▶ **Exercise**
Count the lines below that contain the word "метода", and report only that number.

▶ **Dataset extract**
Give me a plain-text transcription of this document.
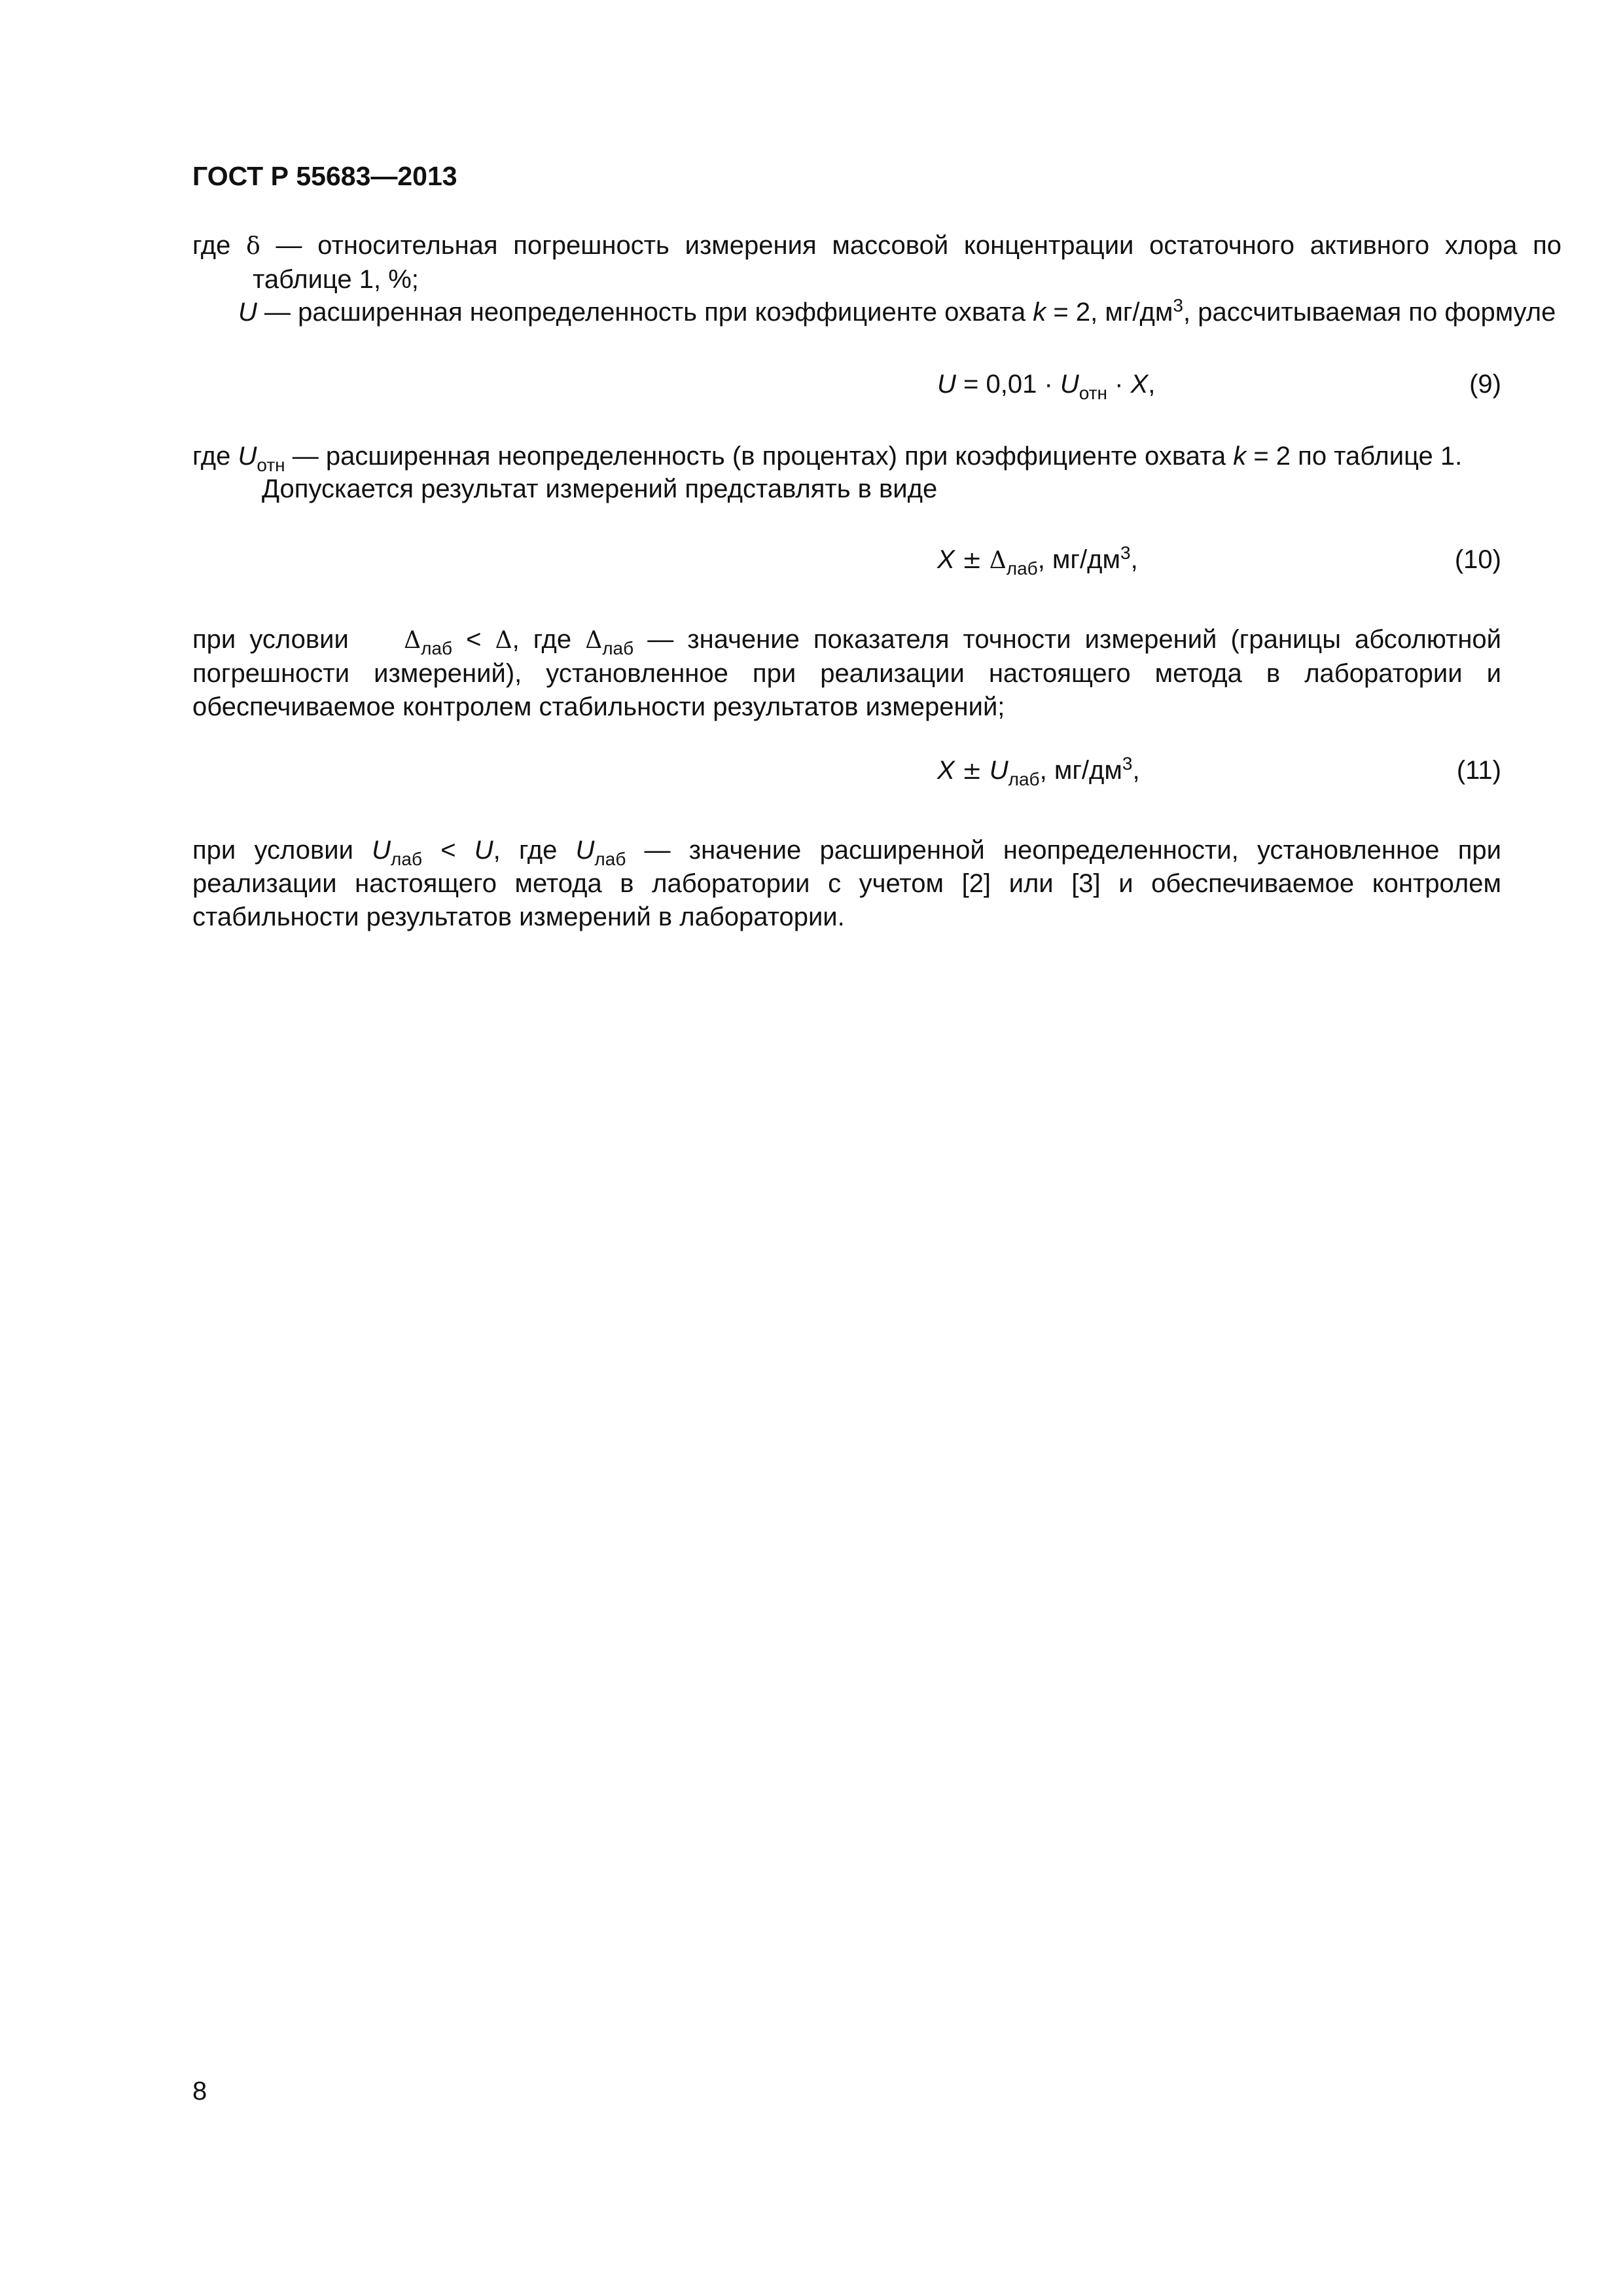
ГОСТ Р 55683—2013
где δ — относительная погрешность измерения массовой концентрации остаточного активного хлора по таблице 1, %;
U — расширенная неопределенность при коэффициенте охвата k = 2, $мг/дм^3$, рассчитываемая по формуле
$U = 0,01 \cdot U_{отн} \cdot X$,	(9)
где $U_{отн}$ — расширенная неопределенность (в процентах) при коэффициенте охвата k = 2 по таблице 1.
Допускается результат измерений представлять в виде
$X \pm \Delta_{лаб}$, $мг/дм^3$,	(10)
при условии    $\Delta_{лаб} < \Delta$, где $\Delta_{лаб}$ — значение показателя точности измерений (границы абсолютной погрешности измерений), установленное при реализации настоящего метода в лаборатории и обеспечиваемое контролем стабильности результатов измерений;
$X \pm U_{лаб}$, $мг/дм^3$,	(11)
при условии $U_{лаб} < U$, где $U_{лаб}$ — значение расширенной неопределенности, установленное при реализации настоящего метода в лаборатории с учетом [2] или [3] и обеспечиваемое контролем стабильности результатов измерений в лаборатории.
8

▶ **Solved problem**
2